> [Objective]: Copy the items below with "bounding boxes" changed to "enclosing boxes" and every other part kept the same. Omit the pictures from your answer.

[Source data]

BEGIN

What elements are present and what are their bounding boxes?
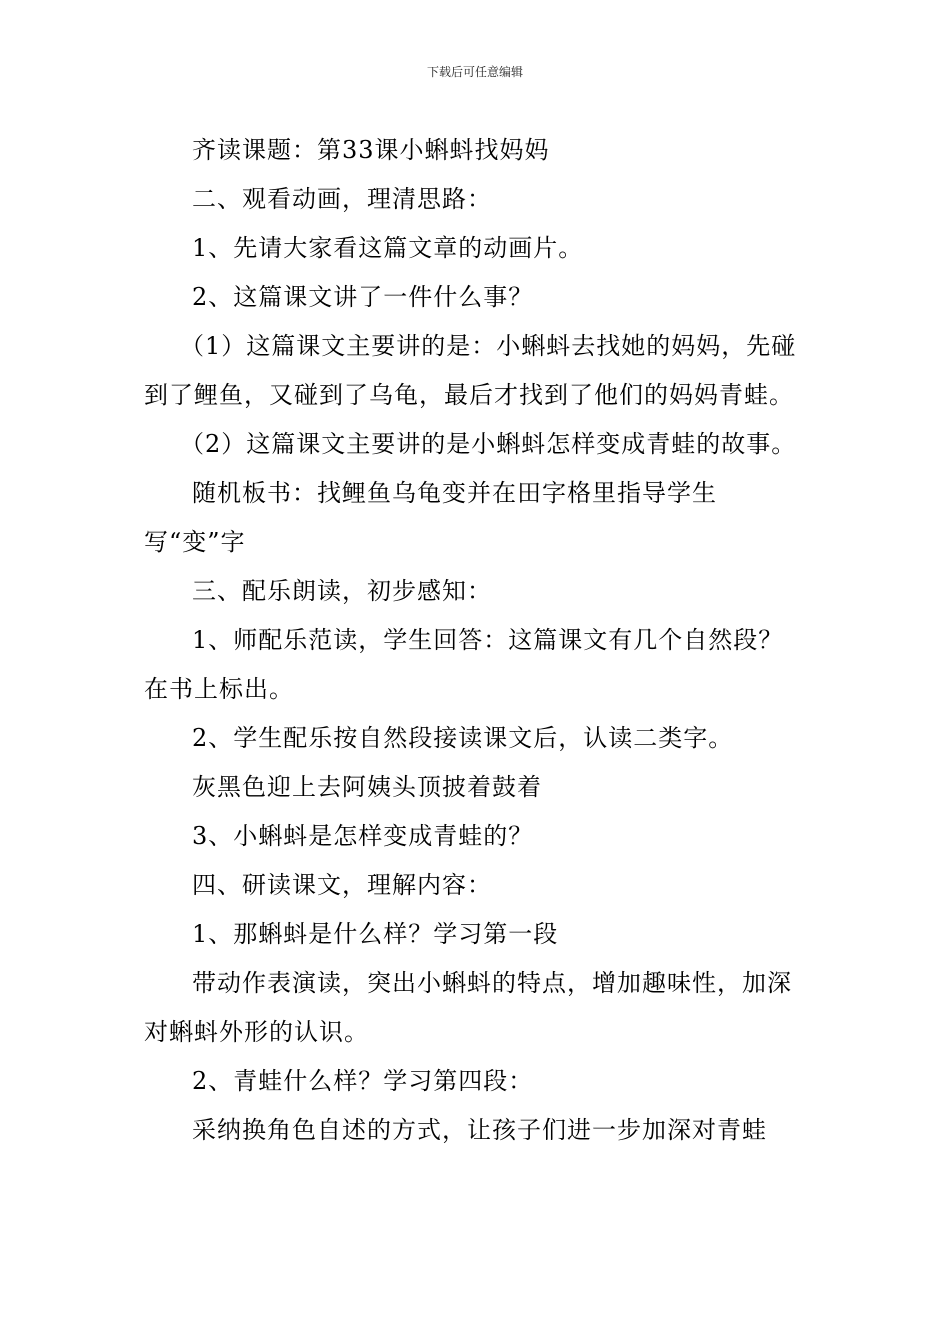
- list-item-frog-look: 2、青蛙什么样？学习第四段：: [192, 1067, 534, 1095]
- paragraph-board-writing: 随机板书：找鲤鱼乌龟变并在田字格里指导学生写“变”字: [144, 479, 717, 556]
- list-item-student-reading: 2、学生配乐按自然段接读课文后，认读二类字。: [192, 724, 734, 752]
- paragraph-act-reading: 带动作表演读，突出小蝌蚪的特点，增加趣味性，加深对蝌蚪外形的认识。: [144, 969, 792, 1046]
- section-heading-2: 二、观看动画，理清思路：: [192, 185, 492, 213]
- list-item-how-transform: 3、小蝌蚪是怎样变成青蛙的？: [192, 822, 534, 850]
- paragraph-title-reading: 齐读课题：第33课小蝌蚪找妈妈: [192, 136, 550, 164]
- page-header: 下载后可任意编辑: [426, 65, 523, 79]
- list-item-watch-animation: 1、先请大家看这篇文章的动画片。: [192, 234, 584, 262]
- paragraph-summary-1: （1）这篇课文主要讲的是：小蝌蚪去找她的妈妈，先碰到了鲤鱼，又碰到了乌龟，最后才找到了他们的妈妈青蛙。: [144, 332, 797, 409]
- section-heading-3: 三、配乐朗读，初步感知：: [192, 577, 492, 605]
- paragraph-role-play: 采纳换角色自述的方式，让孩子们进一步加深对青蛙: [192, 1116, 767, 1144]
- document-body: [144, 126, 808, 1155]
- list-item-tadpole-look: 1、那蝌蚪是什么样？学习第一段: [192, 920, 559, 948]
- vocabulary-line: 灰黑色迎上去阿姨头顶披着鼓着: [192, 773, 542, 801]
- list-item-teacher-reading: 1、师配乐范读，学生回答：这篇课文有几个自然段？在书上标出。: [144, 626, 784, 703]
- paragraph-summary-2: （2）这篇课文主要讲的是小蝌蚪怎样变成青蛙的故事。: [180, 430, 797, 458]
- list-item-what-story: 2、这篇课文讲了一件什么事？: [192, 283, 534, 311]
- section-heading-4: 四、研读课文，理解内容：: [192, 871, 492, 899]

END

> [Correct response]:
What elements are present and what are their enclosing boxes?
- list-item-frog-look: 2、青蛙什么样？学习第四段：: [192, 1067, 534, 1095]
- paragraph-board-writing: 随机板书：找鲤鱼乌龟变并在田字格里指导学生写“变”字: [144, 479, 717, 556]
- list-item-student-reading: 2、学生配乐按自然段接读课文后，认读二类字。: [192, 724, 734, 752]
- paragraph-act-reading: 带动作表演读，突出小蝌蚪的特点，增加趣味性，加深对蝌蚪外形的认识。: [144, 969, 792, 1046]
- section-heading-2: 二、观看动画，理清思路：: [192, 185, 492, 213]
- list-item-how-transform: 3、小蝌蚪是怎样变成青蛙的？: [192, 822, 534, 850]
- paragraph-title-reading: 齐读课题：第33课小蝌蚪找妈妈: [192, 136, 550, 164]
- page-header: 下载后可任意编辑: [426, 65, 523, 79]
- list-item-watch-animation: 1、先请大家看这篇文章的动画片。: [192, 234, 584, 262]
- paragraph-summary-1: （1）这篇课文主要讲的是：小蝌蚪去找她的妈妈，先碰到了鲤鱼，又碰到了乌龟，最后才找到了他们的妈妈青蛙。: [144, 332, 797, 409]
- section-heading-3: 三、配乐朗读，初步感知：: [192, 577, 492, 605]
- paragraph-role-play: 采纳换角色自述的方式，让孩子们进一步加深对青蛙: [192, 1116, 767, 1144]
- document-body: [144, 126, 808, 1155]
- list-item-tadpole-look: 1、那蝌蚪是什么样？学习第一段: [192, 920, 559, 948]
- vocabulary-line: 灰黑色迎上去阿姨头顶披着鼓着: [192, 773, 542, 801]
- list-item-teacher-reading: 1、师配乐范读，学生回答：这篇课文有几个自然段？在书上标出。: [144, 626, 784, 703]
- paragraph-summary-2: （2）这篇课文主要讲的是小蝌蚪怎样变成青蛙的故事。: [180, 430, 797, 458]
- list-item-what-story: 2、这篇课文讲了一件什么事？: [192, 283, 534, 311]
- section-heading-4: 四、研读课文，理解内容：: [192, 871, 492, 899]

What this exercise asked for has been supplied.